Copy everything in the data below exactly except the pictures.
┏━━
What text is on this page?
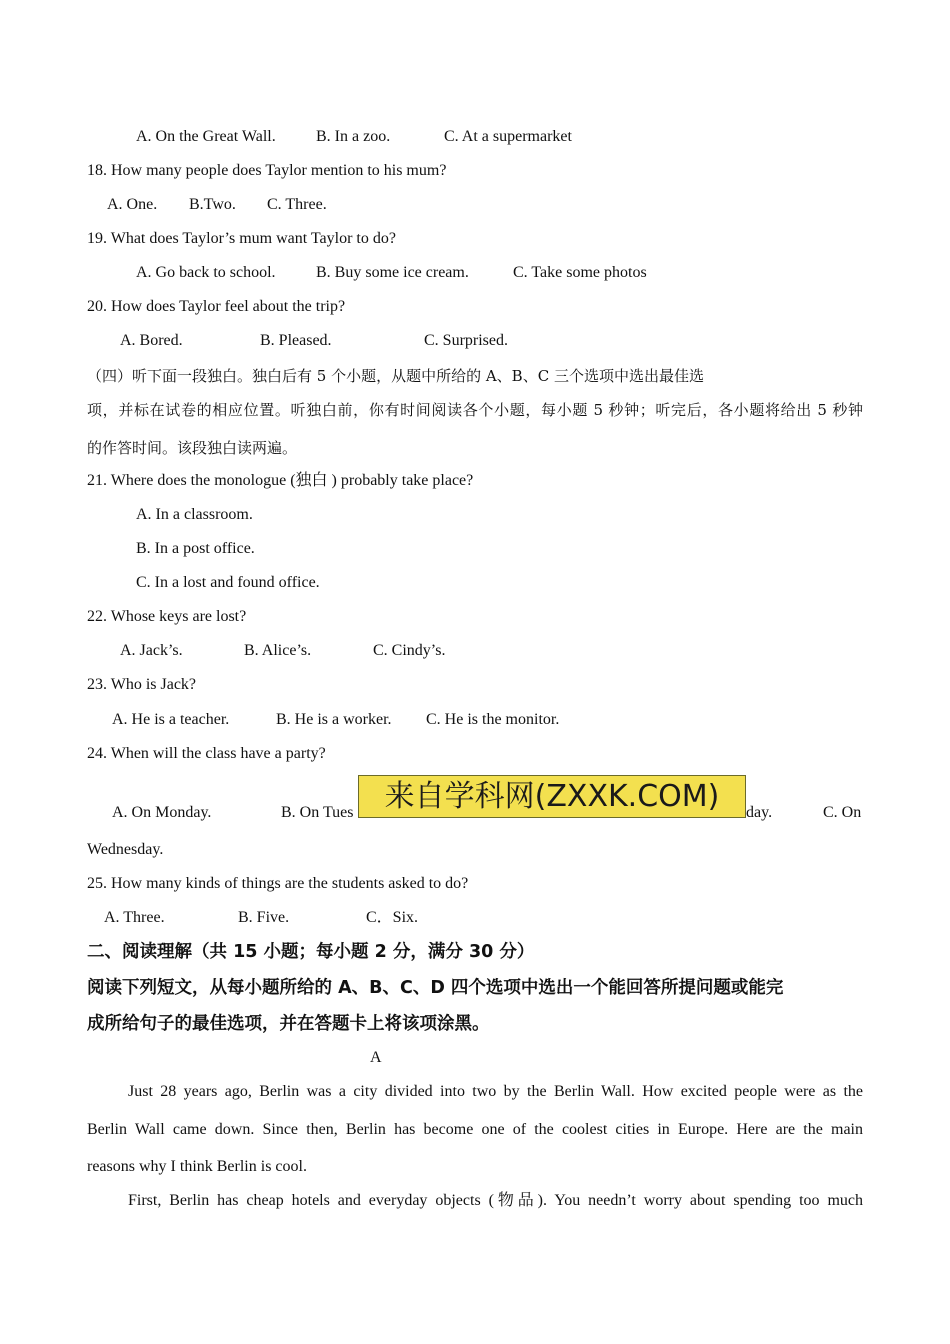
A. On the Great Wall.	B. In a zoo.	C. At a supermarket
18. How many people does Taylor mention to his mum?
A. One. B.Two. C. Three.
19. What does Taylor’s mum want Taylor to do?
A. Go back to school.	B. Buy some ice cream.	C. Take some photos
20. How does Taylor feel about the trip?
A. Bored.	B. Pleased.	C. Surprised.
（四）听下面一段独白。独白后有 5 个小题，从题中所给的 A、B、C 三个选项中选出最佳选
项，并标在试卷的相应位置。听独白前，你有时间阅读各个小题，每小题 5 秒钟；听完后，各小题将给出 5 秒钟
的作答时间。该段独白读两遍。
21. Where does the monologue (独白 ) probably take place?
A. In a classroom.
B. In a post office.
C. In a lost and found office.
22. Whose keys are lost?
A. Jack’s.	B. Alice’s.	C. Cindy’s.
23. Who is Jack?
A. He is a teacher.	B. He is a worker. C. He is the monitor.
24. When will the class have a party?
A. On Monday.	B. On Tues	day.	C. On
Wednesday.
来自学科网(ZXXK.COM)
25. How many kinds of things are the students asked to do?
A. Three.	B. Five.	C．Six.
二、阅读理解（共 15 小题；每小题 2 分，满分 30 分）
阅读下列短文，从每小题所给的 A、B、C、D 四个选项中选出一个能回答所提问题或能完
成所给句子的最佳选项，并在答题卡上将该项涂黑。
A
Just 28 years ago, Berlin was a city divided into two by the Berlin Wall. How excited people were as the
Berlin Wall came down. Since then, Berlin has become one of the coolest cities in Europe. Here are the main
reasons why I think Berlin is cool.
First, Berlin has cheap hotels and everyday objects (物品). You needn’t worry about spending too much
┗━━
- THE COMPLETED TASK -
What text is on this page?
A. On the Great Wall.	B. In a zoo.	C. At a supermarket
18. How many people does Taylor mention to his mum?
A. One. B.Two. C. Three.
19. What does Taylor’s mum want Taylor to do?
A. Go back to school.	B. Buy some ice cream.	C. Take some photos
20. How does Taylor feel about the trip?
A. Bored.	B. Pleased.	C. Surprised.
（四）听下面一段独白。独白后有 5 个小题，从题中所给的 A、B、C 三个选项中选出最佳选
项，并标在试卷的相应位置。听独白前，你有时间阅读各个小题，每小题 5 秒钟；听完后，各小题将给出 5 秒钟
的作答时间。该段独白读两遍。
21. Where does the monologue (独白 ) probably take place?
A. In a classroom.
B. In a post office.
C. In a lost and found office.
22. Whose keys are lost?
A. Jack’s.	B. Alice’s.	C. Cindy’s.
23. Who is Jack?
A. He is a teacher.	B. He is a worker. C. He is the monitor.
24. When will the class have a party?
A. On Monday.	B. On Tues	day.	C. On
Wednesday.
来自学科网(ZXXK.COM)
25. How many kinds of things are the students asked to do?
A. Three.	B. Five.	C．Six.
二、阅读理解（共 15 小题；每小题 2 分，满分 30 分）
阅读下列短文，从每小题所给的 A、B、C、D 四个选项中选出一个能回答所提问题或能完
成所给句子的最佳选项，并在答题卡上将该项涂黑。
A
Just 28 years ago, Berlin was a city divided into two by the Berlin Wall. How excited people were as the
Berlin Wall came down. Since then, Berlin has become one of the coolest cities in Europe. Here are the main
reasons why I think Berlin is cool.
First, Berlin has cheap hotels and everyday objects (物品). You needn’t worry about spending too much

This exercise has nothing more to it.